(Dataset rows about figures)
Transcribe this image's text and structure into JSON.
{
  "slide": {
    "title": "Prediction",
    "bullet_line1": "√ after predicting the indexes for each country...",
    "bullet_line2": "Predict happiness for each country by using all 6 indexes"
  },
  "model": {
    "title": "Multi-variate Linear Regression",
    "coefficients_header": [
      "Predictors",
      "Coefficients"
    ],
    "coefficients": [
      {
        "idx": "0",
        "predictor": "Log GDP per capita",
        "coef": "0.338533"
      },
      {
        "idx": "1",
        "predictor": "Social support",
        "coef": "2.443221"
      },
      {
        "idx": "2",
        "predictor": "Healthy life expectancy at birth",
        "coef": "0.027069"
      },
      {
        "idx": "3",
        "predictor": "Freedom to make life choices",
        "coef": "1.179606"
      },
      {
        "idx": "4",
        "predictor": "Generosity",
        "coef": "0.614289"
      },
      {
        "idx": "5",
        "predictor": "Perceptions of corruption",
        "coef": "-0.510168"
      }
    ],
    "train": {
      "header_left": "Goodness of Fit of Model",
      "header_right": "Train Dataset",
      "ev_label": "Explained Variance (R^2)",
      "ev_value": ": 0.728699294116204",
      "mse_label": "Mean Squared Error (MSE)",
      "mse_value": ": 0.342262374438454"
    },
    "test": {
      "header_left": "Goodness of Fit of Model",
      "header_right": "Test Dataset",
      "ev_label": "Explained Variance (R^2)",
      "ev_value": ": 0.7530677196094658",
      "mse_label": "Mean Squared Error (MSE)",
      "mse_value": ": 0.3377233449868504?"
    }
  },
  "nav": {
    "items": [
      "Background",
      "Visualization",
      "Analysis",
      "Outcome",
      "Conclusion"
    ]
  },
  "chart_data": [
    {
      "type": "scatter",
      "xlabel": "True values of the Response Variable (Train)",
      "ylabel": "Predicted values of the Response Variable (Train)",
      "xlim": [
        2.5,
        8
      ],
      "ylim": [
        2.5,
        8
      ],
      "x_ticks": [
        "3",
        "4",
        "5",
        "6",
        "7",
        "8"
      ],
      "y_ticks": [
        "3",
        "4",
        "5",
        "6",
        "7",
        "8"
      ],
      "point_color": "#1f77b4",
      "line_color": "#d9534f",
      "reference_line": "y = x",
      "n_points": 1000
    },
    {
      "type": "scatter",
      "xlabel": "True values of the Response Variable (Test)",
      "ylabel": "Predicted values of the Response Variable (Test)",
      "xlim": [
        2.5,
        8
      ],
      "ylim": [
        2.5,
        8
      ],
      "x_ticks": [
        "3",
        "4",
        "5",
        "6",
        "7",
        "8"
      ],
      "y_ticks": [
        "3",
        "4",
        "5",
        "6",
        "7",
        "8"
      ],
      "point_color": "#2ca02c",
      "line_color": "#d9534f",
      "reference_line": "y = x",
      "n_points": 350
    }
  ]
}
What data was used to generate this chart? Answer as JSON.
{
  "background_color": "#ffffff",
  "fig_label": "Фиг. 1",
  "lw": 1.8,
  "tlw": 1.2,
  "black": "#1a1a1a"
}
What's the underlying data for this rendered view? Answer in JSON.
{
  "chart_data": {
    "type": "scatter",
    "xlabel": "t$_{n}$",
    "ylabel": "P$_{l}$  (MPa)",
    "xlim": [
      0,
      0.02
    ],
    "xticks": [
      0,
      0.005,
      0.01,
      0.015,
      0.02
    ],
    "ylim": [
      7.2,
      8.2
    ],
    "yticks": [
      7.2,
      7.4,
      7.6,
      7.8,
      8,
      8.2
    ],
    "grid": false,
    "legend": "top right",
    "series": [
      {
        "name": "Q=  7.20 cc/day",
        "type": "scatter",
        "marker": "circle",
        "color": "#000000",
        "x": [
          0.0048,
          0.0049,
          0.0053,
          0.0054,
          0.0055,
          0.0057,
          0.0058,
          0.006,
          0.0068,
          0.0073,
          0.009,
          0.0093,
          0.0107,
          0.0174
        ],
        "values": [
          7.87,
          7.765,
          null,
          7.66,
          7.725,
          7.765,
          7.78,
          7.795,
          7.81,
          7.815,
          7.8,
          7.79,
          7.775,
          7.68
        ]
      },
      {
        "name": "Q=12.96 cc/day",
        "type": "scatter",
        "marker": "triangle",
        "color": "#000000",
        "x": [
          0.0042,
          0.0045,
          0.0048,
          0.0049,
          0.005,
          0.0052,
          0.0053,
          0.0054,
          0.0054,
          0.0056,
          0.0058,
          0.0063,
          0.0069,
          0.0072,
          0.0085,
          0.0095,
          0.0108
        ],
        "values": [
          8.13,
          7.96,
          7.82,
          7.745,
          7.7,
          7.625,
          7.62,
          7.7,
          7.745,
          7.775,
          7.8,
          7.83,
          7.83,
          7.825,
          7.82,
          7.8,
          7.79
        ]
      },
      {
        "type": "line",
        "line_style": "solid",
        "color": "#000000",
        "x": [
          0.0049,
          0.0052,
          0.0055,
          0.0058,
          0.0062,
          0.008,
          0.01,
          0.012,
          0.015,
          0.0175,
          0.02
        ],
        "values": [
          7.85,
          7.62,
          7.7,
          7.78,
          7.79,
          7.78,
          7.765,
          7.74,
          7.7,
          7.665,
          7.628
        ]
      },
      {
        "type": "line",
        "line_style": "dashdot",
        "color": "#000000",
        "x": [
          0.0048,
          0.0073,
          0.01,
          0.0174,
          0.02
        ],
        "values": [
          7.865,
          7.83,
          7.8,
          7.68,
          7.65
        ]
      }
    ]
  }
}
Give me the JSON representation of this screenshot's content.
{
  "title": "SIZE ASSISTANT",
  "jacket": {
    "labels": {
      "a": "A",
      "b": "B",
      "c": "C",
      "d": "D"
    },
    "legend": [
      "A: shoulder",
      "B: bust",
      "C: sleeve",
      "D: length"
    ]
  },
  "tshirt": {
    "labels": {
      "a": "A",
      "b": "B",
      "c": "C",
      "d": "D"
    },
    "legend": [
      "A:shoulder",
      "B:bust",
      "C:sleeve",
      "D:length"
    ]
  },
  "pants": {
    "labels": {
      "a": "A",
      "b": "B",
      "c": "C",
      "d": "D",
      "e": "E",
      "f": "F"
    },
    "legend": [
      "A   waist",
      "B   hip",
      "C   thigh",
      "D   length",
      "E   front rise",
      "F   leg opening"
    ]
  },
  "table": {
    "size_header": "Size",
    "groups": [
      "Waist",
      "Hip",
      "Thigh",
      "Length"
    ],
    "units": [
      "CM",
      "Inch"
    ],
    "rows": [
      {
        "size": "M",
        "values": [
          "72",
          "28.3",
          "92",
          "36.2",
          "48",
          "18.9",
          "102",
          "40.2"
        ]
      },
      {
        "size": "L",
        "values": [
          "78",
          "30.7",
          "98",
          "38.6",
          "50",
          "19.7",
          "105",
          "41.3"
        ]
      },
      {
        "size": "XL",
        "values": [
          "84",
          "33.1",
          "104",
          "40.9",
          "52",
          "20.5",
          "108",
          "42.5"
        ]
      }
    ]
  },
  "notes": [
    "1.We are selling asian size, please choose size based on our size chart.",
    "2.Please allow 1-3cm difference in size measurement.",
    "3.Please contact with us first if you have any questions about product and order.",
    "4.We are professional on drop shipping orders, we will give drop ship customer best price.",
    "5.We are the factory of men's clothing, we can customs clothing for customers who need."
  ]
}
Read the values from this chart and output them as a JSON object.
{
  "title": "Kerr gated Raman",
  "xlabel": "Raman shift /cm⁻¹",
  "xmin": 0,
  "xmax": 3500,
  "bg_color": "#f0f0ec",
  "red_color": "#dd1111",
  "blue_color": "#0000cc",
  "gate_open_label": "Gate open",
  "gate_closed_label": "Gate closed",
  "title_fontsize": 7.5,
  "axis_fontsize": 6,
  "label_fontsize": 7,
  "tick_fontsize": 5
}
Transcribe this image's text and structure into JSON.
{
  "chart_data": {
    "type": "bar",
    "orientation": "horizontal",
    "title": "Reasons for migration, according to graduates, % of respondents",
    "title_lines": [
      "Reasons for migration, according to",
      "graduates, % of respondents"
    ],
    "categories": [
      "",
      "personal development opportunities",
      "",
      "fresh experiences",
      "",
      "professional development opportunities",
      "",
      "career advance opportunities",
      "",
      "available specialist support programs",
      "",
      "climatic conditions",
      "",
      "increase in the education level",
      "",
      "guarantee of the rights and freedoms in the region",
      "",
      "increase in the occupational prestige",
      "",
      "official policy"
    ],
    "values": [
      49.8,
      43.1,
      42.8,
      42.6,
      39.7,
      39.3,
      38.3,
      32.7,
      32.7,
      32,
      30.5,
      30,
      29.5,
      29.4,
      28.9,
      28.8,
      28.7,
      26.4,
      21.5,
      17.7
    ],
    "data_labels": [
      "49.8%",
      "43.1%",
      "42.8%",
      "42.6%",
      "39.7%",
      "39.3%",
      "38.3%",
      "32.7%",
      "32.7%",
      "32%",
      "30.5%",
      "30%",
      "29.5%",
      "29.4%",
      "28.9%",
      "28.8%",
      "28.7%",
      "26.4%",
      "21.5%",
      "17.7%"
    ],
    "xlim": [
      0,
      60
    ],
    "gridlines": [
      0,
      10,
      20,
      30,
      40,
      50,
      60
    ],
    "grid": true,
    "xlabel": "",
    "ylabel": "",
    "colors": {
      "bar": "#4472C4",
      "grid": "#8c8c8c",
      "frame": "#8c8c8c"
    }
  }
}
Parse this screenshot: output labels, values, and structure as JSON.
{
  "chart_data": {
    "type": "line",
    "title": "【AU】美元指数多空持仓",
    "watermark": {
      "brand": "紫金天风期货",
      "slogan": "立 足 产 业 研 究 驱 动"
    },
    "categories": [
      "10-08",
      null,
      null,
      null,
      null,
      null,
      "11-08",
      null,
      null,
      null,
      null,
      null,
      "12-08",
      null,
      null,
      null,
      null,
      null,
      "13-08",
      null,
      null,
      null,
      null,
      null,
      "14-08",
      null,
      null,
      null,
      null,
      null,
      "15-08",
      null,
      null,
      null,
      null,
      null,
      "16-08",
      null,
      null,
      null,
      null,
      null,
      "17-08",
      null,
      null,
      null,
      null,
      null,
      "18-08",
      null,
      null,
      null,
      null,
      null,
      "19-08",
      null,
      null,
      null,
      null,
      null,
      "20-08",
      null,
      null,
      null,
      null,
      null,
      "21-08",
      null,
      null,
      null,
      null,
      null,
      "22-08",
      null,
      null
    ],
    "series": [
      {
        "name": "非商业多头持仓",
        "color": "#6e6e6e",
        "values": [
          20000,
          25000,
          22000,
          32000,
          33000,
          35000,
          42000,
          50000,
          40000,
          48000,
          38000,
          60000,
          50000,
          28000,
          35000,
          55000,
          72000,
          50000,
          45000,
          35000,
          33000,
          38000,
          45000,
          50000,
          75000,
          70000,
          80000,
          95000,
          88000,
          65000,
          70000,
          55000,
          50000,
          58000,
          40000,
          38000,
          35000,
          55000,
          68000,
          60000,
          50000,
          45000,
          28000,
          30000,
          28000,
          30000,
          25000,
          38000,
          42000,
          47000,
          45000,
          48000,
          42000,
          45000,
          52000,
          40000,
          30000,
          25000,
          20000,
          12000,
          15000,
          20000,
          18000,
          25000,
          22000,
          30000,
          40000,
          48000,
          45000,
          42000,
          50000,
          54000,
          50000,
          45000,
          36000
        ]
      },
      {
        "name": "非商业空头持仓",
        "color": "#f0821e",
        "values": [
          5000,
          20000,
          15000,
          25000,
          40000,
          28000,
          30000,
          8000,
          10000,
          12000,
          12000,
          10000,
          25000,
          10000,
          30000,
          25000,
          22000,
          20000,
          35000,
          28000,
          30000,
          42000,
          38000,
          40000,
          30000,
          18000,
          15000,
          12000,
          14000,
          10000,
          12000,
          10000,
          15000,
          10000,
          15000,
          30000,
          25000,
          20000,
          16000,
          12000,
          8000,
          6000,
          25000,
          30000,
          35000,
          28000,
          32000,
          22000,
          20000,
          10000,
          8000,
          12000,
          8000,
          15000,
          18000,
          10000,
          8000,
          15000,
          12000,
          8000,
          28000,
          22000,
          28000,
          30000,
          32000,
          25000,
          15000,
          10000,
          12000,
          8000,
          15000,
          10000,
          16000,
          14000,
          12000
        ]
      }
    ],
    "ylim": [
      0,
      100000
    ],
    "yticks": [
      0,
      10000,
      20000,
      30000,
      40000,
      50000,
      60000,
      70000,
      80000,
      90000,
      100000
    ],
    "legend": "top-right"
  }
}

**Exercise:** Within the listing above, find every line containing the string "life" and return it.

**Response:**
        "predictor": "Healthy life expectancy at birth",
        "predictor": "Freedom to make life choices",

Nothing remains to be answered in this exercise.